Look through the records that follow. Copy every line containing the word "Orléanais".

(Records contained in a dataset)
++++++
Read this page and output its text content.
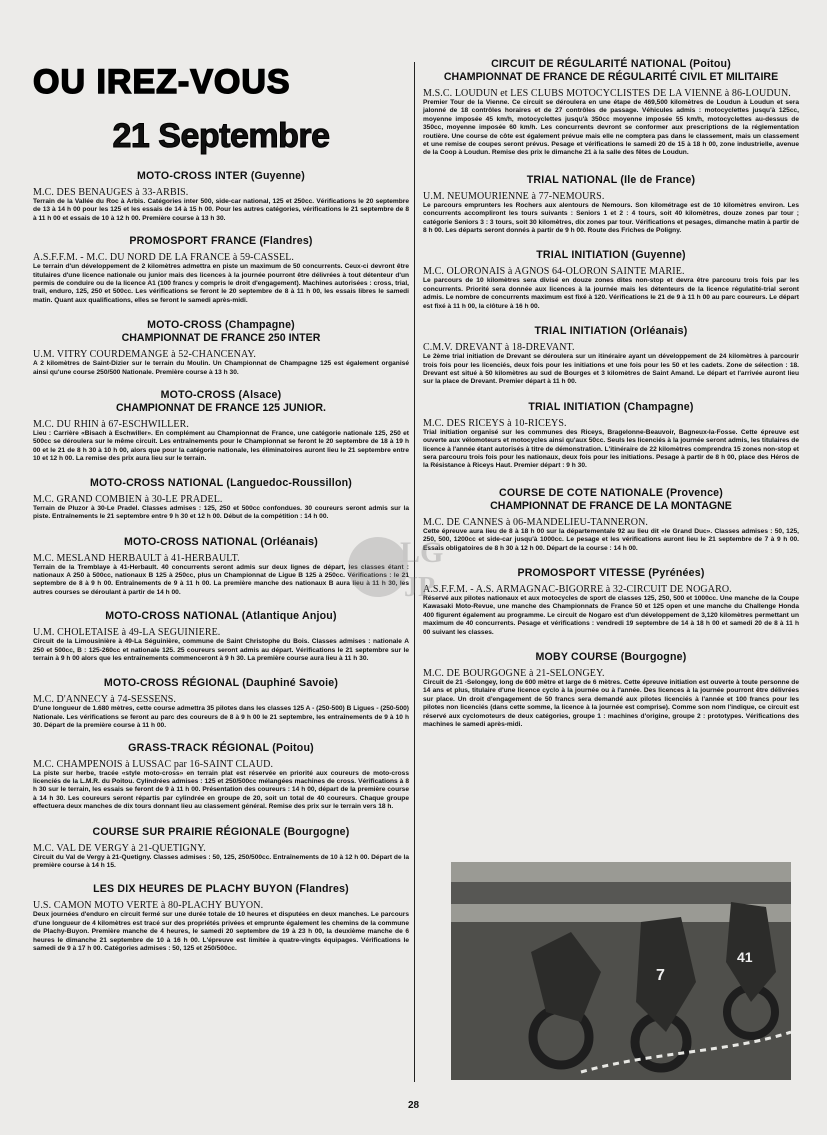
OU IREZ-VOUS
21 Septembre
MOTO-CROSS INTER (Guyenne)
M.C. DES BENAUGES à 33-ARBIS.
Terrain de la Vallée du Roc à Arbis. Catégories inter 500, side-car national, 125 et 250cc. Vérifications le 20 septembre de 13 à 14 h 00 pour les 125 et les essais de 14 à 15 h 00. Pour les autres catégories, vérifications le 21 septembre de 8 à 11 h 00 et essais de 10 à 12 h 00. Première course à 13 h 30.
PROMOSPORT FRANCE (Flandres)
A.S.F.F.M. - M.C. DU NORD DE LA FRANCE à 59-CASSEL.
Le terrain d'un développement de 2 kilomètres admettra en piste un maximum de 50 concurrents. Ceux-ci devront être titulaires d'une licence nationale ou junior mais des licences à la journée pourront être délivrées à tout détenteur d'un permis de conduire ou de la licence A1 (100 francs y compris le droit d'engagement). Machines autorisées : cross, trial, trail, enduro, 125, 250 et 500cc. Les vérifications se feront le 20 septembre de 8 à 11 h 00, les essais libres le samedi matin. Quant aux qualifications, elles se feront le samedi après-midi.
MOTO-CROSS (Champagne)
CHAMPIONNAT DE FRANCE 250 INTER
U.M. VITRY COURDEMANGE à 52-CHANCENAY.
A 2 kilomètres de Saint-Dizier sur le terrain du Moulin. Un Championnat de Champagne 125 est également organisé ainsi qu'une course 250/500 Nationale. Première course à 13 h 30.
MOTO-CROSS (Alsace)
CHAMPIONNAT DE FRANCE 125 JUNIOR.
M.C. DU RHIN à 67-ESCHWILLER.
Lieu : Carrière «Bisach à Eschwiller». En complément au Championnat de France, une catégorie nationale 125, 250 et 500cc se déroulera sur le même circuit. Les entraînements pour le Championnat se feront le 20 septembre de 18 à 19 h 00 et le 21 de 8 h 30 à 10 h 00, alors que pour la catégorie nationale, les éliminatoires auront lieu le 21 septembre entre 10 et 12 h 00. La remise des prix aura lieu sur le terrain.
MOTO-CROSS NATIONAL (Languedoc-Roussillon)
M.C. GRAND COMBIEN à 30-LE PRADEL.
Terrain de Pluzor à 30-Le Pradel. Classes admises : 125, 250 et 500cc confondues. 30 coureurs seront admis sur la piste. Entraînements le 21 septembre entre 9 h 30 et 12 h 00. Début de la compétition : 14 h 00.
MOTO-CROSS NATIONAL (Orléanais)
M.C. MESLAND HERBAULT à 41-HERBAULT.
Terrain de la Tremblaye à 41-Herbault. 40 concurrents seront admis sur deux lignes de départ, les classes étant : nationaux A 250 à 500cc, nationaux B 125 à 250cc, plus un Championnat de Ligue B 125 à 250cc. Vérifications : le 21 septembre de 8 à 9 h 00. Entraînements de 9 à 11 h 00. La première manche des nationaux B aura lieu à 11 h 30, les autres courses se déroulant à partir de 14 h 00.
MOTO-CROSS NATIONAL (Atlantique Anjou)
U.M. CHOLETAISE à 49-LA SEGUINIERE.
Circuit de la Limousinière à 49-La Séguinière, commune de Saint Christophe du Bois. Classes admises : nationale A 250 et 500cc, B : 125-260cc et nationale 125. 25 coureurs seront admis au départ. Vérifications le 21 septembre sur le terrain à 9 h 00 alors que les entraînements commenceront à 9 h 30. La première course aura lieu à 11 h 30.
MOTO-CROSS RÉGIONAL (Dauphiné Savoie)
M.C. D'ANNECY à 74-SESSENS.
D'une longueur de 1.680 mètres, cette course admettra 35 pilotes dans les classes 125 A - (250-500) B Ligues - (250-500) Nationale. Les vérifications se feront au parc des coureurs de 8 à 9 h 00 le 21 septembre, les entraînements de 9 à 10 h 30. Départ de la première course à 11 h 00.
GRASS-TRACK RÉGIONAL (Poitou)
M.C. CHAMPENOIS à LUSSAC par 16-SAINT CLAUD.
La piste sur herbe, tracée «style moto-cross» en terrain plat est réservée en priorité aux coureurs de moto-cross licenciés de la L.M.R. du Poitou. Cylindrées admises : 125 et 250/500cc mélangées machines de cross. Vérifications à 8 h 30 sur le terrain, les essais se feront de 9 à 11 h 00. Présentation des coureurs : 14 h 00, départ de la première course à 14 h 30. Les coureurs seront répartis par cylindrée en groupe de 20, soit un total de 40 coureurs. Chaque groupe effectuera deux manches de dix tours donnant lieu au classement général. Remise des prix sur le terrain vers 18 h.
COURSE SUR PRAIRIE RÉGIONALE (Bourgogne)
M.C. VAL DE VERGY à 21-QUETIGNY.
Circuit du Val de Vergy à 21-Quetigny. Classes admises : 50, 125, 250/500cc. Entraînements de 10 à 12 h 00. Départ de la première course à 14 h 15.
LES DIX HEURES DE PLACHY BUYON (Flandres)
U.S. CAMON MOTO VERTE à 80-PLACHY BUYON.
Deux journées d'enduro en circuit fermé sur une durée totale de 10 heures et disputées en deux manches. Le parcours d'une longueur de 4 kilomètres est tracé sur des propriétés privées et emprunte également les chemins de la commune de Plachy-Buyon. Première manche de 4 heures, le samedi 20 septembre de 19 à 23 h 00, la deuxième manche de 6 heures le dimanche 21 septembre de 10 à 16 h 00. L'épreuve est limitée à quatre-vingts équipages. Vérifications le samedi de 9 à 17 h 00. Catégories admises : 50, 125 et 250/500cc.
CIRCUIT DE RÉGULARITÉ NATIONAL (Poitou)
CHAMPIONNAT DE FRANCE DE RÉGULARITÉ CIVIL ET MILITAIRE
M.S.C. LOUDUN et LES CLUBS MOTOCYCLISTES DE LA VIENNE à 86-LOUDUN.
Premier Tour de la Vienne. Ce circuit se déroulera en une étape de 469,500 kilomètres de Loudun à Loudun et sera jalonné de 18 contrôles horaires et de 27 contrôles de passage. Véhicules admis : motocyclettes jusqu'à 125cc, moyenne imposée 45 km/h, motocyclettes jusqu'à 350cc moyenne imposée 55 km/h, motocyclettes au-dessus de 350cc, moyenne imposée 60 km/h. Les concurrents devront se conformer aux prescriptions de la réglementation routière. Une course de côte est également prévue mais elle ne comptera pas dans le classement, mais un classement et une remise de coupes seront prévus. Pesage et vérifications le samedi 20 de 15 à 18 h 00, zone industrielle, avenue de la Coop à Loudun. Remise des prix le dimanche 21 à la salle des fêtes de Loudun.
TRIAL NATIONAL (Ile de France)
U.M. NEUMOURIENNE à 77-NEMOURS.
Le parcours emprunters les Rochers aux alentours de Nemours. Son kilométrage est de 10 kilomètres environ. Les concurrents accompliront les tours suivants : Seniors 1 et 2 : 4 tours, soit 40 kilomètres, douze zones par tour ; catégorie Seniors 3 : 3 tours, soit 30 kilomètres, dix zones par tour. Vérifications et pesages, dimanche matin à partir de 8 h 00. Les départs seront donnés à partir de 9 h 00. Route des Friches de Poligny.
TRIAL INITIATION (Guyenne)
M.C. OLORONAIS à AGNOS 64-OLORON SAINTE MARIE.
Le parcours de 10 kilomètres sera divisé en douze zones dites non-stop et devra être parcouru trois fois par les concurrents. Priorité sera donnée aux licences à la journée mais les détenteurs de la licence régulatité-trial seront admis. Le nombre de concurrents maximum est fixé à 120. Vérifications le 21 de 9 à 11 h 00 au parc coureurs. Le départ est fixé à 11 h 00, la clôture à 16 h 00.
TRIAL INITIATION (Orléanais)
C.M.V. DREVANT à 18-DREVANT.
Le 2ème trial initiation de Drevant se déroulera sur un itinéraire ayant un développement de 24 kilomètres à parcourir trois fois pour les licenciés, deux fois pour les initiations et une fois pour les 50 et les cadets. Zone de sélection : 18. Drevant est situé à 50 kilomètres au sud de Bourges et 3 kilomètres de Saint Amand. Le départ et l'arrivée auront lieu sur la place de Drevant. Premier départ à 11 h 00.
TRIAL INITIATION (Champagne)
M.C. DES RICEYS à 10-RICEYS.
Trial initiation organisé sur les communes des Riceys, Bragelonne-Beauvoir, Bagneux-la-Fosse. Cette épreuve est ouverte aux vélomoteurs et motocycles ainsi qu'aux 50cc. Seuls les licenciés à la journée seront admis, les titulaires de licence à l'année étant autorisés à titre de démonstration. L'itinéraire de 22 kilomètres comprendra 15 zones non-stop et sera parcouru trois fois pour les nationaux, deux fois pour les initiations. Pesage à partir de 8 h 00, place des Héros de la Résistance à Riceys Haut. Premier départ : 9 h 30.
COURSE DE COTE NATIONALE (Provence)
CHAMPIONNAT DE FRANCE DE LA MONTAGNE
M.C. DE CANNES à 06-MANDELIEU-TANNERON.
Cette épreuve aura lieu de 8 à 18 h 00 sur la départementale 92 au lieu dit «le Grand Duc». Classes admises : 50, 125, 250, 500, 1200cc et side-car jusqu'à 1000cc. Le pesage et les vérifications auront lieu le 21 septembre de 7 à 9 h 00. Essais obligatoires de 8 h 30 à 12 h 00. Départ de la course : 14 h 00.
PROMOSPORT VITESSE (Pyrénées)
A.S.F.F.M. - A.S. ARMAGNAC-BIGORRE à 32-CIRCUIT DE NOGARO.
Réservé aux pilotes nationaux et aux motocycles de sport de classes 125, 250, 500 et 1000cc. Une manche de la Coupe Kawasaki Moto-Revue, une manche des Championnats de France 50 et 125 open et une manche du Challenge Honda 400 figurent également au programme. Le circuit de Nogaro est d'un développement de 3,120 kilomètres permettant un maximum de 40 concurrents. Pesage et vérifications : vendredi 19 septembre de 14 à 18 h 00 et samedi 20 de 8 à 11 h 00 suivant les classes.
MOBY COURSE (Bourgogne)
M.C. DE BOURGOGNE à 21-SELONGEY.
Circuit de 21 -Selongey, long de 600 mètre et large de 6 mètres. Cette épreuve initiation est ouverte à toute personne de 14 ans et plus, titulaire d'une licence cyclo à la journée ou à l'année. Des licences à la journée pourront être délivrées sur place. Un droit d'engagement de 50 francs sera demandé aux pilotes licenciés à l'année et 100 francs pour les pilotes non licenciés (dans cette somme, la licence à la journée est comprise). Comme son nom l'indique, ce circuit est réservé aux cyclomoteurs de deux catégories, groupe 1 : machines d'origine, groupe 2 : prototypes. Vérifications des machines le samedi après-midi.
LG
JP
7
41
28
++++++
▶ [CORRECT RESULT]
MOTO-CROSS NATIONAL (Orléanais)
TRIAL INITIATION (Orléanais)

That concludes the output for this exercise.